### EXCERPTED PASSAGE

The second split will be done in a 75:25 ratio.

In [9]:
### Split data into training and validation.

# Create function to split data
def split_data(data):
    # Split data into features and target
    features = data.drop(['product', 'id'], axis=1)
    target = data['product']
    
    # Split data into training and validation sets
    features_train, features_valid, target_train, target_valid = train_test_split(features, target, test_size=0.25, random_state=12345)
    
    # Return the split data
    return features_train, features_valid, target_train, target_valid
    
# Split data for each region
features_train_1, features_valid_1, target_train_1, target_valid_1 = split_data(df1)
features_train_2, features_valid_2, target_train_2, target_valid_2 = split_data(df2)
features_train_3, features_valid_3, target_train_3, target_valid_3 = split_data(df3)

In [10]:
# Confirm each set is the proper size (75% training, 25% validation)

# Print shape of each set
print('df1 splits:', '\n'
      'Features train shape:', features_train_1.shape, '\n'
      'Features valid shape:', features_valid_1.shape, '\n'
      'Target train shape:', target_train_1.shape, '\n'
      'Target valid shape:', target_valid_1.shape, '\n')

print('df2 splits:', '\n'
        'Features train shape:', features_train_2.shape, '\n'
        'Features valid shape:', features_valid_2.shape, '\n'
        'Target train shape:', target_train_2.shape, '\n'
        'Target valid shape:', target_valid_2.shape, '\n')

print('df3 splits:',
        'Features train shape:', features_train_3.shape, '\n',
        'Features valid shape:', features_valid_3.shape, '\n',
        'Target train shape:', target_train_3.shape, '\n',
        'Target valid shape:', target_valid_3.shape, '\n')

######
### SUPPLIED DATA

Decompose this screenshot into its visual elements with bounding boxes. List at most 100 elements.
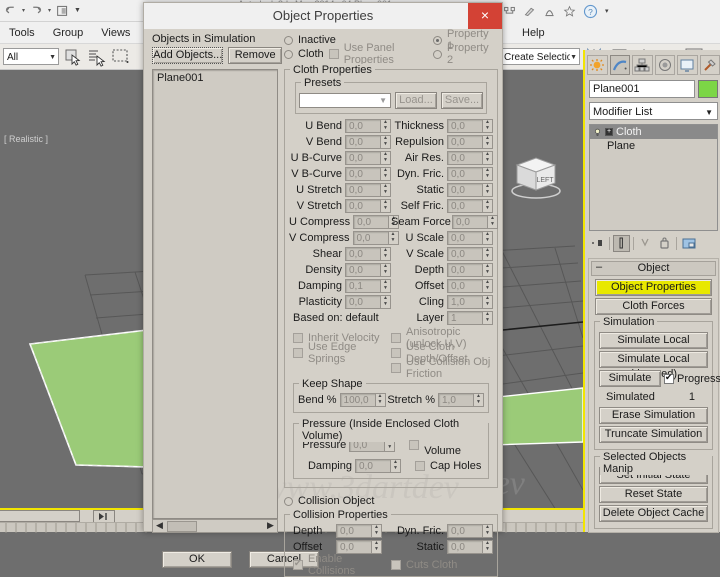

######

YOUR TASKS:
- A) Sum up the code excerpt in two sentences.
- B) Reproduce the code excerpt from "# Split data into training and validation sets" to "target_valid_1 = split_data(df1)", inclusive, without any changes.
Ignore the data shown here; it has nothing to do with this work.

RESULTS IN ORDER:
- A) The code excerpt defines a function that separates each dataset's features from its "product" target, with "product" and "id" dropped from the features. It then splits each dataset into training and validation sets in a 75:25 ratio for three regions, and prints each set's shape to confirm the sizes.

- B)
# Split data into training and validation sets
    features_train, features_valid, target_train, target_valid = train_test_split(features, target, test_size=0.25, random_state=12345)
    
    # Return the split data
    return features_train, features_valid, target_train, target_valid
    
# Split data for each region
features_train_1, features_valid_1, target_train_1, target_valid_1 = split_data(df1)